Dataset:
★ ★ ★ ★
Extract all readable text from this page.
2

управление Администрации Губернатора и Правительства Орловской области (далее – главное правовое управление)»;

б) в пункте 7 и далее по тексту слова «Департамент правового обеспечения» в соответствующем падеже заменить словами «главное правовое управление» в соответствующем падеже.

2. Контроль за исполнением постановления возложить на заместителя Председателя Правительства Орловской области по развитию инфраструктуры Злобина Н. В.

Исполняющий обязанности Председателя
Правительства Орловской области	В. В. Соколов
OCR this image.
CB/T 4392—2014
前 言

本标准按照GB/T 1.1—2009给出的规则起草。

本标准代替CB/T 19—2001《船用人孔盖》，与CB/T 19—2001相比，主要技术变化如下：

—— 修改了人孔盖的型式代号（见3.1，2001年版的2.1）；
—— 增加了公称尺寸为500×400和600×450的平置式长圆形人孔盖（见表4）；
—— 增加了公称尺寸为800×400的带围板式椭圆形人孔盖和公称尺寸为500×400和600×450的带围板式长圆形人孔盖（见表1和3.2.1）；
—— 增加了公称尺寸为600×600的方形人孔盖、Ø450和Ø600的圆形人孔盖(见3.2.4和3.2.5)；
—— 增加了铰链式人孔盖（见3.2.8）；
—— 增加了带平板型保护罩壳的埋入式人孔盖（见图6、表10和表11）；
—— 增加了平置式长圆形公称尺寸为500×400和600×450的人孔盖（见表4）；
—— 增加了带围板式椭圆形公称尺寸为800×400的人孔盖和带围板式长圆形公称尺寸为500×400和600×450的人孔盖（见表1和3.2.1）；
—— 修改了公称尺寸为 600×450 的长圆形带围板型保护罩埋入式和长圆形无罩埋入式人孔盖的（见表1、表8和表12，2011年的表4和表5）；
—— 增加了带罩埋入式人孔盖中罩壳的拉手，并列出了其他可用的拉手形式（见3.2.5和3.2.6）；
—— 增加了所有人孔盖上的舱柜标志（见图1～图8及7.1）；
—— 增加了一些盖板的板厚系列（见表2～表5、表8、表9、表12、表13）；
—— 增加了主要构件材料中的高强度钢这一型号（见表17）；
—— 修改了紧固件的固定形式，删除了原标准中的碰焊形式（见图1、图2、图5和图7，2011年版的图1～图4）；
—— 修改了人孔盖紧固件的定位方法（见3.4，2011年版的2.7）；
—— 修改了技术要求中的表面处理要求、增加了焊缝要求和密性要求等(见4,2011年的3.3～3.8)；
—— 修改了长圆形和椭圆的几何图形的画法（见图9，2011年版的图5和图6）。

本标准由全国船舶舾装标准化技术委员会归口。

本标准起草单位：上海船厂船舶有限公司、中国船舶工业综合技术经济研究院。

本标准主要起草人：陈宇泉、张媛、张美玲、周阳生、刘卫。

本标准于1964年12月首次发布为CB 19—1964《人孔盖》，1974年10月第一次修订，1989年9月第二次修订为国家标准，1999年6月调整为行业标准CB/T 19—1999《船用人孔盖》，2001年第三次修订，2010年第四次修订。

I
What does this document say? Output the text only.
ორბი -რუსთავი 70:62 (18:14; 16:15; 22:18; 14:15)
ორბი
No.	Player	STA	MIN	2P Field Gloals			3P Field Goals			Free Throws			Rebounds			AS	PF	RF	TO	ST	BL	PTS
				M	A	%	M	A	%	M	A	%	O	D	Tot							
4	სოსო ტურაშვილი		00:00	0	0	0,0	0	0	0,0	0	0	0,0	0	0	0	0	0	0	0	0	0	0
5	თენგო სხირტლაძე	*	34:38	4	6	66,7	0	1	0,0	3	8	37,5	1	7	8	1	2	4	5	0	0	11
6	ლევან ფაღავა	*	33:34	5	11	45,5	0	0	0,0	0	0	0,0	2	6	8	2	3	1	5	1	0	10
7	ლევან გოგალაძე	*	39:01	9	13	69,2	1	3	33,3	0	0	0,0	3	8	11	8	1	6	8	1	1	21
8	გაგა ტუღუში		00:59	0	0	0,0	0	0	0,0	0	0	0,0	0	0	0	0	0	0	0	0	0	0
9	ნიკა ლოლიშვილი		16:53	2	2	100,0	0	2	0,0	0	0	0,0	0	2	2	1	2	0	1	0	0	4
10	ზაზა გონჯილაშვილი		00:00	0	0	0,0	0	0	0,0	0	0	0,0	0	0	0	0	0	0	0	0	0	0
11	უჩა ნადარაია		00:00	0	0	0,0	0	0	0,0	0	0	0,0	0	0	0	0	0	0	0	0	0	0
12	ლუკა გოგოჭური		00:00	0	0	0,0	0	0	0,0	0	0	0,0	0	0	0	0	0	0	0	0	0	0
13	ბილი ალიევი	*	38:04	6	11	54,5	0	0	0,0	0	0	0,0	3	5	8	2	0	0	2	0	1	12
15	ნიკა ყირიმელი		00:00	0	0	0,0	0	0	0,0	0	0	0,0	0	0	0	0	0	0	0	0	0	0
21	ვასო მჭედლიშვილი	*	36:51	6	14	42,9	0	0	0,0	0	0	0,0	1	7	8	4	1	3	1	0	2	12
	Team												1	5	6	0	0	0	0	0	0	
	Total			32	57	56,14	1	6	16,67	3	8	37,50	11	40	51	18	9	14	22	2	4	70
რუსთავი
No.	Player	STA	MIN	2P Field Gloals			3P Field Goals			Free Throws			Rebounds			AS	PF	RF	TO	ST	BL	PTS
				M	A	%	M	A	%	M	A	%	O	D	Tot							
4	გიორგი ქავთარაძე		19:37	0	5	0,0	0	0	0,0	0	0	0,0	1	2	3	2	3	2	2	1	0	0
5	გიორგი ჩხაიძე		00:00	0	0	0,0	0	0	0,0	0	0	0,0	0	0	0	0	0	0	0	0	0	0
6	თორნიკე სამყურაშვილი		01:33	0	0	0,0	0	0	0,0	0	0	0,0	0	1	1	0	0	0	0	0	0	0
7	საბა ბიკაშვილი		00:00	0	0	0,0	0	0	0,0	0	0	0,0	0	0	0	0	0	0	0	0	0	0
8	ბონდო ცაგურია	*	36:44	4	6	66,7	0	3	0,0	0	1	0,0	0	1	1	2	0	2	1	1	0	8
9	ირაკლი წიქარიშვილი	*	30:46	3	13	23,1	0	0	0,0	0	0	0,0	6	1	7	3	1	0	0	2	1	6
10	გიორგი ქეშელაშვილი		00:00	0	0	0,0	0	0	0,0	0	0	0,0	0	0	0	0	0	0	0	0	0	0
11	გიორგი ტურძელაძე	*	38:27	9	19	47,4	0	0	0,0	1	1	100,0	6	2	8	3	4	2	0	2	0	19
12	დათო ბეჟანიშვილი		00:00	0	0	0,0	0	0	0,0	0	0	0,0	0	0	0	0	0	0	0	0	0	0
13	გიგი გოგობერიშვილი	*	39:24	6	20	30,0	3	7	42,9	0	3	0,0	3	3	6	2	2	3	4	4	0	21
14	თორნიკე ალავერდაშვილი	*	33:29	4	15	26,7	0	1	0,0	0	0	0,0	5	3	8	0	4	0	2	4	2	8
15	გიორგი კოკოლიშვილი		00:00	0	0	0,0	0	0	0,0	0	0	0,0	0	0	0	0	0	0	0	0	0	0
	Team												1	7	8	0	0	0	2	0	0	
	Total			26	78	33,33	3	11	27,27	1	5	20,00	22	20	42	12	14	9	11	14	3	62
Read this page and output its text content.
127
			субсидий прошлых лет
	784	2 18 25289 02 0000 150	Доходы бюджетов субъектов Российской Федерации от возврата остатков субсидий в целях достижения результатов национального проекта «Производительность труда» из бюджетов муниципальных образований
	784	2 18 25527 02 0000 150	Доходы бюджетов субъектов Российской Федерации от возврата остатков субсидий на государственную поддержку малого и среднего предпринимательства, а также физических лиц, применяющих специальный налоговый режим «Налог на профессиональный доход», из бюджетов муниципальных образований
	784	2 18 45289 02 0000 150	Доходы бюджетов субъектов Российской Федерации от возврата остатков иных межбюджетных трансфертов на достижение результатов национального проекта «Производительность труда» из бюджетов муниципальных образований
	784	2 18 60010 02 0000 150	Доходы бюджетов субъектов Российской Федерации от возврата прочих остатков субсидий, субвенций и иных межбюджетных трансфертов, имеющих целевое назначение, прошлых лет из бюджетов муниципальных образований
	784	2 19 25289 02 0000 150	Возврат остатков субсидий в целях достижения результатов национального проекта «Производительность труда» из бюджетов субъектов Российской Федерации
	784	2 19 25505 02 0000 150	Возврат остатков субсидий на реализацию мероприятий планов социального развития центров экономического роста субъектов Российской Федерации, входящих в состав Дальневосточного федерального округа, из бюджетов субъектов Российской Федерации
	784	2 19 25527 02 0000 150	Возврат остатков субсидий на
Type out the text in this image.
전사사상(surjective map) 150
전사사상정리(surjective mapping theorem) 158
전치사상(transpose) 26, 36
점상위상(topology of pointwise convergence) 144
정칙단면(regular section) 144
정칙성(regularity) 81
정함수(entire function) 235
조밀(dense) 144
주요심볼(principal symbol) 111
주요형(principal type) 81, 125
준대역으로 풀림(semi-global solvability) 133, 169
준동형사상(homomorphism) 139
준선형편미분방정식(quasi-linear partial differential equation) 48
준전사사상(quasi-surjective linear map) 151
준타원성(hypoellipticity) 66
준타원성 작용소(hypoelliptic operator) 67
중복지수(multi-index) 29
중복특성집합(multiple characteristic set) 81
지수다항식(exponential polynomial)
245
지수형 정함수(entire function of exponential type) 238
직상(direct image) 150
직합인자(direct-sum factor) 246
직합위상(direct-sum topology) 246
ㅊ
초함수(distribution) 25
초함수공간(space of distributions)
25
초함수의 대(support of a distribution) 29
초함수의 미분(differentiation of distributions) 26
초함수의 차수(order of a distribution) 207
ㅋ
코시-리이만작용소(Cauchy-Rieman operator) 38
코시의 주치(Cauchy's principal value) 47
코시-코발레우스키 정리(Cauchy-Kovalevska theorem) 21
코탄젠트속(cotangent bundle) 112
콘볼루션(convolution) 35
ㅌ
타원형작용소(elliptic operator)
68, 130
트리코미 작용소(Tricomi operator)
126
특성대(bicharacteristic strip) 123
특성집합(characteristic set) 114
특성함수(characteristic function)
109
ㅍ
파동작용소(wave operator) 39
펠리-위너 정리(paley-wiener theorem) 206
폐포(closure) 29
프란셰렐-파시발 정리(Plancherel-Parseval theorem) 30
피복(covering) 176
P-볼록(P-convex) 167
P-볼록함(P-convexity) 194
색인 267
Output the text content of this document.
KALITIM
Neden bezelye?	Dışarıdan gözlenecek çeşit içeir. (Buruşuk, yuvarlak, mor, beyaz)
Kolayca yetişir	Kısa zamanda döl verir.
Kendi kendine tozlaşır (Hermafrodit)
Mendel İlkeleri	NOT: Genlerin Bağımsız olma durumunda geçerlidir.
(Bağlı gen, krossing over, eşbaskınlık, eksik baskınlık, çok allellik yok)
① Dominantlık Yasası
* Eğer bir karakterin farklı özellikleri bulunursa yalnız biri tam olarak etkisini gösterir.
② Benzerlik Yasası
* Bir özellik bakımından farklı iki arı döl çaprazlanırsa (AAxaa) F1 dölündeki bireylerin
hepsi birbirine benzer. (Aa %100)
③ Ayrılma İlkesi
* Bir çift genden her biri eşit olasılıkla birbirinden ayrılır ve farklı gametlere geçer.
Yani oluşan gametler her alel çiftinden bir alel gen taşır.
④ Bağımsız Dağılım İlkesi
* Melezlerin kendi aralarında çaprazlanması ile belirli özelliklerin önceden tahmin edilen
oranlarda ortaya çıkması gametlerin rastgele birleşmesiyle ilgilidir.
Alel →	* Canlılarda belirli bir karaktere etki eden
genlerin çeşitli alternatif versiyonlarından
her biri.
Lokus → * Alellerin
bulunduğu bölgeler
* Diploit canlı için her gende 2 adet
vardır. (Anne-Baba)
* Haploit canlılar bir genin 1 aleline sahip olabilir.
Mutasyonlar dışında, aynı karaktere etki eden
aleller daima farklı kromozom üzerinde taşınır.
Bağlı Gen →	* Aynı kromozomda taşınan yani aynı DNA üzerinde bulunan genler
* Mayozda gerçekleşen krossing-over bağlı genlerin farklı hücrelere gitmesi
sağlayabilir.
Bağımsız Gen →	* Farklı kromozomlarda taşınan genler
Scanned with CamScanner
★ ★ ★ ★
Stated goal:
Return each line of the data that contains the string "Орловской".

Correct response:
управление Администрации Губернатора и Правительства Орловской области (далее – главное правовое управление)»;
2. Контроль за исполнением постановления возложить на заместителя Председателя Правительства Орловской области по развитию инфраструктуры Злобина Н. В.
Правительства Орловской области	В. В. Соколов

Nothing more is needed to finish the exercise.